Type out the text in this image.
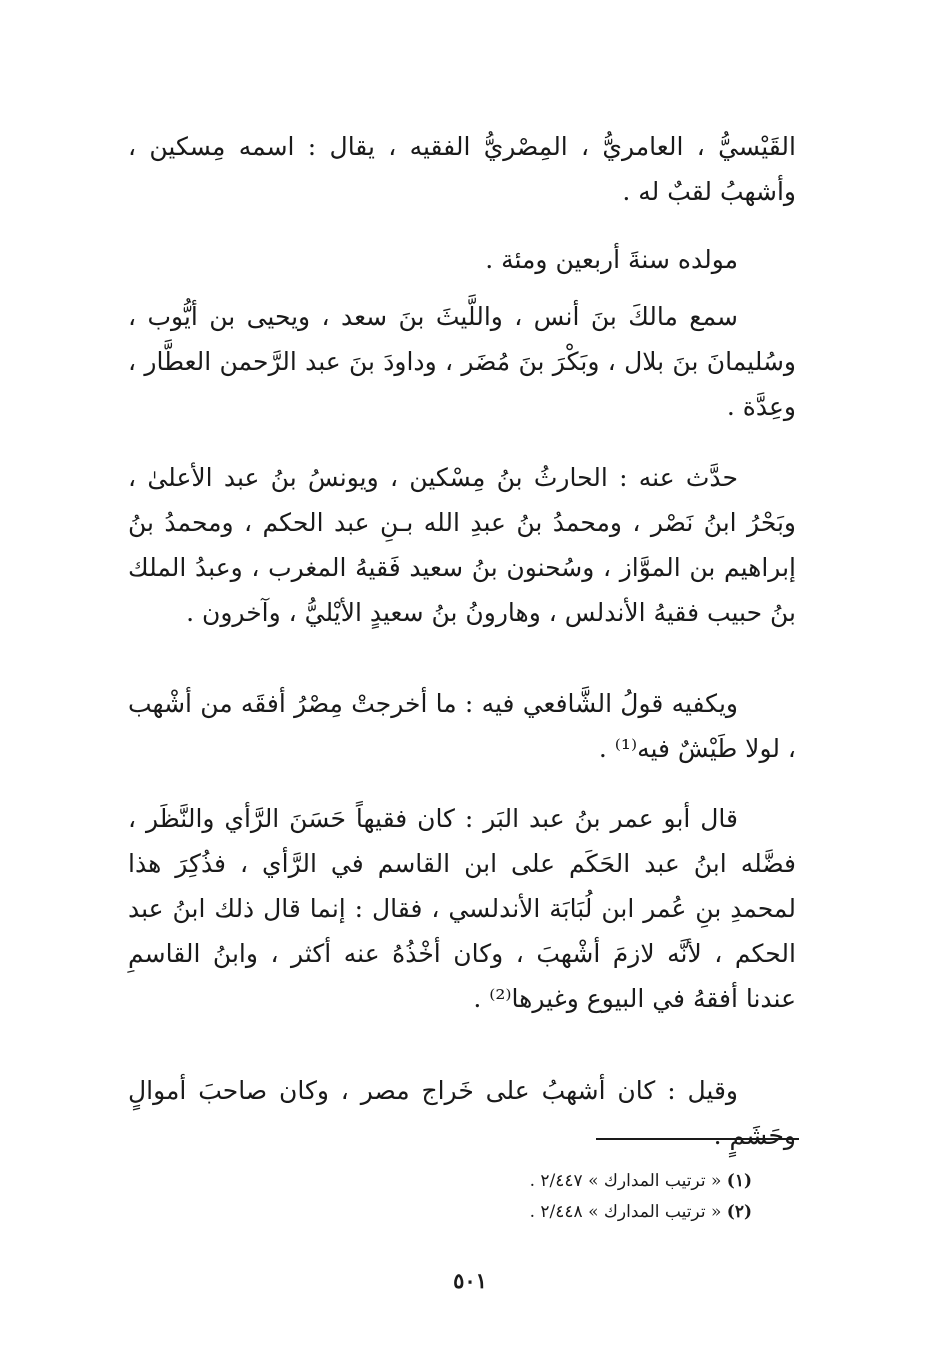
القَيْسيُّ ، العامريُّ ، المِصْريُّ الفقيه ، يقال : اسمه مِسكين ، وأشهبُ لقبٌ له .

مولده سنةَ أربعين ومئة .

سمع مالكَ بنَ أنس ، واللَّيثَ بنَ سعد ، ويحيى بن أيُّوب ، وسُليمانَ بنَ بلال ، وبَكْرَ بنَ مُضَر ، وداودَ بنَ عبد الرَّحمن العطَّار ، وعِدَّة .

حدَّث عنه : الحارثُ بنُ مِسْكين ، ويونسُ بنُ عبد الأعلىٰ ، وبَحْرُ ابنُ نَصْر ، ومحمدُ بنُ عبدِ الله بـنِ عبد الحكم ، ومحمدُ بنُ إبراهيم بن الموَّاز ، وسُحنون بنُ سعيد فَقيهُ المغرب ، وعبدُ الملك بنُ حبيب فقيهُ الأندلس ، وهارونُ بنُ سعيدٍ الأيْليُّ ، وآخرون .

ويكفيه قولُ الشَّافعي فيه : ما أخرجتْ مِصْرُ أفقَه من أشْهب ، لولا طَيْشٌ فيه⁽¹⁾ .

قال أبو عمر بنُ عبد البَر : كان فقيهاً حَسَنَ الرَّأي والنَّظَر ، فضَّله ابنُ عبد الحَكَم على ابن القاسم في الرَّأي ، فذُكِرَ هذا لمحمدِ بنِ عُمر ابن لُبَابَة الأندلسي ، فقال : إنما قال ذلك ابنُ عبد الحكم ، لأنَّه لازمَ أشْهبَ ، وكان أخْذُهُ عنه أكثر ، وابنُ القاسمِ عندنا أفقهُ في البيوع وغيرها⁽²⁾ .

وقيل : كان أشهبُ على خَراج مصر ، وكان صاحبَ أموالٍ وحَشَمٍ .

(١) « ترتيب المدارك » ٢/٤٤٧ .

(٢) « ترتيب المدارك » ٢/٤٤٨ .

٥٠١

..............................

Write the records above out again exactly, with no pictures in your copy.

### ANSWER FOR THIS EXERCISE
Type out the text in this image.
القَيْسيُّ ، العامريُّ ، المِصْريُّ الفقيه ، يقال : اسمه مِسكين ، وأشهبُ لقبٌ له .

مولده سنةَ أربعين ومئة .

سمع مالكَ بنَ أنس ، واللَّيثَ بنَ سعد ، ويحيى بن أيُّوب ، وسُليمانَ بنَ بلال ، وبَكْرَ بنَ مُضَر ، وداودَ بنَ عبد الرَّحمن العطَّار ، وعِدَّة .

حدَّث عنه : الحارثُ بنُ مِسْكين ، ويونسُ بنُ عبد الأعلىٰ ، وبَحْرُ ابنُ نَصْر ، ومحمدُ بنُ عبدِ الله بـنِ عبد الحكم ، ومحمدُ بنُ إبراهيم بن الموَّاز ، وسُحنون بنُ سعيد فَقيهُ المغرب ، وعبدُ الملك بنُ حبيب فقيهُ الأندلس ، وهارونُ بنُ سعيدٍ الأيْليُّ ، وآخرون .

ويكفيه قولُ الشَّافعي فيه : ما أخرجتْ مِصْرُ أفقَه من أشْهب ، لولا طَيْشٌ فيه⁽¹⁾ .

قال أبو عمر بنُ عبد البَر : كان فقيهاً حَسَنَ الرَّأي والنَّظَر ، فضَّله ابنُ عبد الحَكَم على ابن القاسم في الرَّأي ، فذُكِرَ هذا لمحمدِ بنِ عُمر ابن لُبَابَة الأندلسي ، فقال : إنما قال ذلك ابنُ عبد الحكم ، لأنَّه لازمَ أشْهبَ ، وكان أخْذُهُ عنه أكثر ، وابنُ القاسمِ عندنا أفقهُ في البيوع وغيرها⁽²⁾ .

وقيل : كان أشهبُ على خَراج مصر ، وكان صاحبَ أموالٍ وحَشَمٍ .

(١) « ترتيب المدارك » ٢/٤٤٧ .

(٢) « ترتيب المدارك » ٢/٤٤٨ .

٥٠١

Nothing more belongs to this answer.